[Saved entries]
══════
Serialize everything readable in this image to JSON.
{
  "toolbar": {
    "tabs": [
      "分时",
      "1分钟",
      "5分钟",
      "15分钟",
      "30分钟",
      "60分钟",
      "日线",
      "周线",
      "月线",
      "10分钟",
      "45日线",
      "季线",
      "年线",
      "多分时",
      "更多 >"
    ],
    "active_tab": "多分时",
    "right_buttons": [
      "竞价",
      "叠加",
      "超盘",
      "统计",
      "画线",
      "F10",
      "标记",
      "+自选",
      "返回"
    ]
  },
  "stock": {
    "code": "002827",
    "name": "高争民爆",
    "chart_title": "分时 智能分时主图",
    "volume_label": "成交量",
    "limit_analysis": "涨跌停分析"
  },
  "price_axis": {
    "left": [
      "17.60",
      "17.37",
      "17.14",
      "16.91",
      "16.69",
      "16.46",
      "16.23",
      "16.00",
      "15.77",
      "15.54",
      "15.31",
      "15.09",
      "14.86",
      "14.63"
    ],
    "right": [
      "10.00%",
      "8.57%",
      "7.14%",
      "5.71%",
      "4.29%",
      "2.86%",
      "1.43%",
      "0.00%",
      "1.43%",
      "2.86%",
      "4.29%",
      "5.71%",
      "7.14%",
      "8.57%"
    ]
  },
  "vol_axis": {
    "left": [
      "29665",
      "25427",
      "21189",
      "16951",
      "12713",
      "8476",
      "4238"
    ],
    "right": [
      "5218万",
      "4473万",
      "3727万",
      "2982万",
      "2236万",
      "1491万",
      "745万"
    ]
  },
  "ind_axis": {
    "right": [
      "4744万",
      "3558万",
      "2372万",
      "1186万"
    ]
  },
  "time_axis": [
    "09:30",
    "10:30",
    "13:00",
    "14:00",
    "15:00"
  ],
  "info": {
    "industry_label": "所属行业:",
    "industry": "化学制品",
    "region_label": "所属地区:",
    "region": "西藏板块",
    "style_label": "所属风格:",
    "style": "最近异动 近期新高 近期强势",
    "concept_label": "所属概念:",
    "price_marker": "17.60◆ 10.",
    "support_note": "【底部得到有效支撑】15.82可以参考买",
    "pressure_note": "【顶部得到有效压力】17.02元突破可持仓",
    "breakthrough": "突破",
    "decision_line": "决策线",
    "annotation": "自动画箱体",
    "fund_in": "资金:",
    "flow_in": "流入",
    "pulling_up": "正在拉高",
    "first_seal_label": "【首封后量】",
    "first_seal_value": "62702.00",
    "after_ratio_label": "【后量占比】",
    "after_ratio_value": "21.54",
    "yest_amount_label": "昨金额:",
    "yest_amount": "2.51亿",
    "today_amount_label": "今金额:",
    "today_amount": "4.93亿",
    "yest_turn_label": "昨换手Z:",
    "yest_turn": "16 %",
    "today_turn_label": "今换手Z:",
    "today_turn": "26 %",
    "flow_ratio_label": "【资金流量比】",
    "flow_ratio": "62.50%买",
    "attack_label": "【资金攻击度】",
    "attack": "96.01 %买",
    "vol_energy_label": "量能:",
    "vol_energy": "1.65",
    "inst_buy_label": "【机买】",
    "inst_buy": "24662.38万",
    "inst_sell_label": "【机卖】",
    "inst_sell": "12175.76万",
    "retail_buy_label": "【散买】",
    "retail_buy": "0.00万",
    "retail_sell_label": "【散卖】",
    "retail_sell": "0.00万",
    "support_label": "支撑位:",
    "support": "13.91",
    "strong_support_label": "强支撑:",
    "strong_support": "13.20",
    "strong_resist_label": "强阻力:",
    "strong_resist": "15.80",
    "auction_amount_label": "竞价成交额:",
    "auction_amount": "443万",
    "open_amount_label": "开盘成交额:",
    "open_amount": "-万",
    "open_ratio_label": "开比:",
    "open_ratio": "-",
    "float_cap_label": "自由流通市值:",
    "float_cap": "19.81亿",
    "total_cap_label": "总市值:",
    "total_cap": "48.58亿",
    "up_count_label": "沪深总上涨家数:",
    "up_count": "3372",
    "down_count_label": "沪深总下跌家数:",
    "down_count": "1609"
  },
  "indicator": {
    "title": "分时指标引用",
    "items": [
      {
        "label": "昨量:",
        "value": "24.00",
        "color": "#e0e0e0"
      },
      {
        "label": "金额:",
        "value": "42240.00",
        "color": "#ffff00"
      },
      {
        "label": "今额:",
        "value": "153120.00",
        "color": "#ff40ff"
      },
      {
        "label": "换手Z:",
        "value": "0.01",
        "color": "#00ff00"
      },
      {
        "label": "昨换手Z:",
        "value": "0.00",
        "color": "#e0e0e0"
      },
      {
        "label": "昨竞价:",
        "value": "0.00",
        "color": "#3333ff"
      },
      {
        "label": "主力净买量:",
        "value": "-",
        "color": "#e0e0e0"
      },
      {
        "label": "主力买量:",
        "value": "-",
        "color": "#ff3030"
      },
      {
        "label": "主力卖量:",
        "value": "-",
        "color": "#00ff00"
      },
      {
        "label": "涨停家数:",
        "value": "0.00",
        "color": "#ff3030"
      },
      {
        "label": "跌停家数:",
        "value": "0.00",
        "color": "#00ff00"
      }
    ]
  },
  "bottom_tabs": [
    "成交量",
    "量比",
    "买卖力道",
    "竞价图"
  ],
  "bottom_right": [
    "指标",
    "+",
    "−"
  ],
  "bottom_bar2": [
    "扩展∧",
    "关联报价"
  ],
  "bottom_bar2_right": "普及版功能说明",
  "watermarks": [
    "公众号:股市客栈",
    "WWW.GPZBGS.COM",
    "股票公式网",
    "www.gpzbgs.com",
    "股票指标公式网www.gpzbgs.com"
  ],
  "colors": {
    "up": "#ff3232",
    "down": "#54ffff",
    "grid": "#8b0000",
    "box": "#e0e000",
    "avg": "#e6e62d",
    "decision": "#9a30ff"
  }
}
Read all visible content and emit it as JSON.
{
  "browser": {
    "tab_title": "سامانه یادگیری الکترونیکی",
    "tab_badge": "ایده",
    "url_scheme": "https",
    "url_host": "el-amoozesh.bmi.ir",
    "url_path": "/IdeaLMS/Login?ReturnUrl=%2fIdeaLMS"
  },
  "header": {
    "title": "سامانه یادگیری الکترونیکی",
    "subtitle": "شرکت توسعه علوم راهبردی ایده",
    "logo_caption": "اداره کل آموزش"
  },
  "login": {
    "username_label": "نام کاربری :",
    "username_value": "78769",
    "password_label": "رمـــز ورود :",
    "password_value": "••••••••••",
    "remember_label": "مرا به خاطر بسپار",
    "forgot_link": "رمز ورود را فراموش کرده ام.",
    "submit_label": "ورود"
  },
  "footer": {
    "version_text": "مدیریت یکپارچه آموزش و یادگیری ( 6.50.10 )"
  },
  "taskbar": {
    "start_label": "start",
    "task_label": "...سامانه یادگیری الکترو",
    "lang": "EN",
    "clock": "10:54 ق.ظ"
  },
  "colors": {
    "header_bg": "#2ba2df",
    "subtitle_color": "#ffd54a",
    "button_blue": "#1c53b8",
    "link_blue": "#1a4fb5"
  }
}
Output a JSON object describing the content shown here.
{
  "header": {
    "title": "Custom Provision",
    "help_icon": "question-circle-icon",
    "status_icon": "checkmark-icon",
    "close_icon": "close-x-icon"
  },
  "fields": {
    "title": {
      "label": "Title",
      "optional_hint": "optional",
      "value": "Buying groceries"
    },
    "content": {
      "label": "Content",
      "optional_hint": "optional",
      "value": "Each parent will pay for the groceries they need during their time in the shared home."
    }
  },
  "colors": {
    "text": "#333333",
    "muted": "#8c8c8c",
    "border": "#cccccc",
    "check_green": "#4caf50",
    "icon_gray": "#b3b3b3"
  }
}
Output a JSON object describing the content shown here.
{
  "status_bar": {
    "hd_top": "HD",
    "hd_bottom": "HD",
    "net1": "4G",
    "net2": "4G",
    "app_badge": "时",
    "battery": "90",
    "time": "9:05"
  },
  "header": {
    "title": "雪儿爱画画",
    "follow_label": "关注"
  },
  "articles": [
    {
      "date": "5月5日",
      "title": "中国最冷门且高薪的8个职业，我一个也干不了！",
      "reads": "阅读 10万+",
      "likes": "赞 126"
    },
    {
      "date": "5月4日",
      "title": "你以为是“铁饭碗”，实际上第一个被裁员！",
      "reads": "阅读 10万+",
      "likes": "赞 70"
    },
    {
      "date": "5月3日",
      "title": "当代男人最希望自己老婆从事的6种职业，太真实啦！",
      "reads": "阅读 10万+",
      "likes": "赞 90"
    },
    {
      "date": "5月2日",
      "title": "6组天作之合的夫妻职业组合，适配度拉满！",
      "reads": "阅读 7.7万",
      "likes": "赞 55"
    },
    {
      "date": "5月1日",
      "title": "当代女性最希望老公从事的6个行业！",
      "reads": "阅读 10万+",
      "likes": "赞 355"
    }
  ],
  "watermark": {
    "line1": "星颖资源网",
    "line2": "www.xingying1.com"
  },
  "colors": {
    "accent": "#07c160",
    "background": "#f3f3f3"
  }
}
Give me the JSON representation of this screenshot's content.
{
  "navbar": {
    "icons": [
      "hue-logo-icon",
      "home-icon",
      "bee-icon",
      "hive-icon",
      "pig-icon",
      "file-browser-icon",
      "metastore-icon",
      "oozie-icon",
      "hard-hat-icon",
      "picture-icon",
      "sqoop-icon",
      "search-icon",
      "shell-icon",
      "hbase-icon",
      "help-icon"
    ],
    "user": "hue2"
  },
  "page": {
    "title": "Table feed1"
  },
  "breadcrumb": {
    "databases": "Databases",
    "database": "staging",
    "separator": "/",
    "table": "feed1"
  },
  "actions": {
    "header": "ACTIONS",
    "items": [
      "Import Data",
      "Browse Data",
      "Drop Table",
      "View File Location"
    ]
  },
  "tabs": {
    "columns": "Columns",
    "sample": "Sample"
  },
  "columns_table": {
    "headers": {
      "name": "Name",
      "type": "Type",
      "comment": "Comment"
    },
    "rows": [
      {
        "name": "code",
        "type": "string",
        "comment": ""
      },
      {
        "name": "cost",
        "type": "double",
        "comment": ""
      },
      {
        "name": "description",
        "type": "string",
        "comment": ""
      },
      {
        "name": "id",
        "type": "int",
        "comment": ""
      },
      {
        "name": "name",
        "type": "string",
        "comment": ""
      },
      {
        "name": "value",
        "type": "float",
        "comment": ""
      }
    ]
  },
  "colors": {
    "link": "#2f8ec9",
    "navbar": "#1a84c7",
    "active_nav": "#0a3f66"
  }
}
══════
Pick out the lines that contain "home" and copy them.

## CORRECT RESULT:
      "value": "Each parent will pay for the groceries they need during their time in the shared home."
      "home-icon",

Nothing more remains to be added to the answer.